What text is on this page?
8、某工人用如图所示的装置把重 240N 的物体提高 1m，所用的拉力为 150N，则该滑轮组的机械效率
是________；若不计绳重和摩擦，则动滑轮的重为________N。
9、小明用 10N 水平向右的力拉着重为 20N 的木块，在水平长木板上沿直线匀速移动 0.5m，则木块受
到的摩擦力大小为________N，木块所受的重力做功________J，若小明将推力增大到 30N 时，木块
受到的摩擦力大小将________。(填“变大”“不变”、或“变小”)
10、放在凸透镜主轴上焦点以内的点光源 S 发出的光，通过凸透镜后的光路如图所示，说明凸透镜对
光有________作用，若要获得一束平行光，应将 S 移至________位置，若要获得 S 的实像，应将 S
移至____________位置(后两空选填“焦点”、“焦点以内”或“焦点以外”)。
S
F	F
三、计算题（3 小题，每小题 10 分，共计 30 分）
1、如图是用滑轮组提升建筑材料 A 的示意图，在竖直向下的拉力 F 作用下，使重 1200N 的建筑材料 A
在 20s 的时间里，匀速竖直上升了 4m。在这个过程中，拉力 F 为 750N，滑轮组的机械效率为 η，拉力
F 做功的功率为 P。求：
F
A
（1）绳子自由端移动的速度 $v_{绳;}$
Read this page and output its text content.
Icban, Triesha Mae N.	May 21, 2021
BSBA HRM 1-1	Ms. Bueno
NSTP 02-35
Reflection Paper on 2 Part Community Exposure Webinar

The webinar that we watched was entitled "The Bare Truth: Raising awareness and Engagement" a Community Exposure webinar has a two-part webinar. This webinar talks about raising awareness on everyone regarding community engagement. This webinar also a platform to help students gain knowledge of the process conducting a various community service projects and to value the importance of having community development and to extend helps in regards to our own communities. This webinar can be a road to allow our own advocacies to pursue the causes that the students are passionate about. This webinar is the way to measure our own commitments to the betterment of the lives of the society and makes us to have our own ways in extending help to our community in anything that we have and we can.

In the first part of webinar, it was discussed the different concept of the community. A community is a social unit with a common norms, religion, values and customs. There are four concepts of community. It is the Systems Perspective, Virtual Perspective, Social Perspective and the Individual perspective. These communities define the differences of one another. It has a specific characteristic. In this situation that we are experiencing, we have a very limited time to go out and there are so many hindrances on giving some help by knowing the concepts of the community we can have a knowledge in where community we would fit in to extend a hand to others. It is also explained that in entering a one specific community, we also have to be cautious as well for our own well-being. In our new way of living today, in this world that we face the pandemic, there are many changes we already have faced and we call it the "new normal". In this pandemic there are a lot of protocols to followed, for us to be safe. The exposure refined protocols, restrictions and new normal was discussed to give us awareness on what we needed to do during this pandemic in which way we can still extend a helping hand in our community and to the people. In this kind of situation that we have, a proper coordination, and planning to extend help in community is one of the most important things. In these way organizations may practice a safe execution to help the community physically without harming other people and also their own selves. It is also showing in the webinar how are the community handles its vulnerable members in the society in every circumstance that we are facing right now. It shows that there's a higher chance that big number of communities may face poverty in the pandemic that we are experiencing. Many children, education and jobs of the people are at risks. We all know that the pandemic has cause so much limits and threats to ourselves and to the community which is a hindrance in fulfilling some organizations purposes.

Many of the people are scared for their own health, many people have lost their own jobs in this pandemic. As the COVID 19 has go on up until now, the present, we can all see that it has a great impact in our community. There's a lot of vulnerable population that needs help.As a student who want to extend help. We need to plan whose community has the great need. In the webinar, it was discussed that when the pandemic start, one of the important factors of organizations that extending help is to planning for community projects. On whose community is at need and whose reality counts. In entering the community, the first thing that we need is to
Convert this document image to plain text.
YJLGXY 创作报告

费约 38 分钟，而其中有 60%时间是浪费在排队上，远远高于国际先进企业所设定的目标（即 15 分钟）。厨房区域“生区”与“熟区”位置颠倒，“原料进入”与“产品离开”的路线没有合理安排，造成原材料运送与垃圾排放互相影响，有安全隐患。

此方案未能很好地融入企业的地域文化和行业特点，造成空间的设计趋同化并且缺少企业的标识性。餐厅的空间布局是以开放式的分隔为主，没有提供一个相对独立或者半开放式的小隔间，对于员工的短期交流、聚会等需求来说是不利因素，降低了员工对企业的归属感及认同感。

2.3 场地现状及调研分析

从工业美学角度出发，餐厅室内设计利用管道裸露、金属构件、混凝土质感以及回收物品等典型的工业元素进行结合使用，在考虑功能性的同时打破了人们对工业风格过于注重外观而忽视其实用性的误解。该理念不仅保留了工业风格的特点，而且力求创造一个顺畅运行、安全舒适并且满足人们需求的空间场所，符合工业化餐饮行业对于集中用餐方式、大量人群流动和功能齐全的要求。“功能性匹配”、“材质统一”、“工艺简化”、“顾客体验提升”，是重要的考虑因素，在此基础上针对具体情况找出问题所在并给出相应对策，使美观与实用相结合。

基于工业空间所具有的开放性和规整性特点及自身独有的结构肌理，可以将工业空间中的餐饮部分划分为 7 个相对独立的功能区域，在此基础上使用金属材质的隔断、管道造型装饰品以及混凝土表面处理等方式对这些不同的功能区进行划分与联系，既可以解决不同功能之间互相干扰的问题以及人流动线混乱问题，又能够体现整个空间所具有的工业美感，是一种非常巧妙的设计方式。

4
::::::::::
▸ DO THIS
Select every line in the records above that contains the word "text".

▸ TASK SOLUTION
What text is on this page?
Read this page and output its text content.
Convert this document image to plain text.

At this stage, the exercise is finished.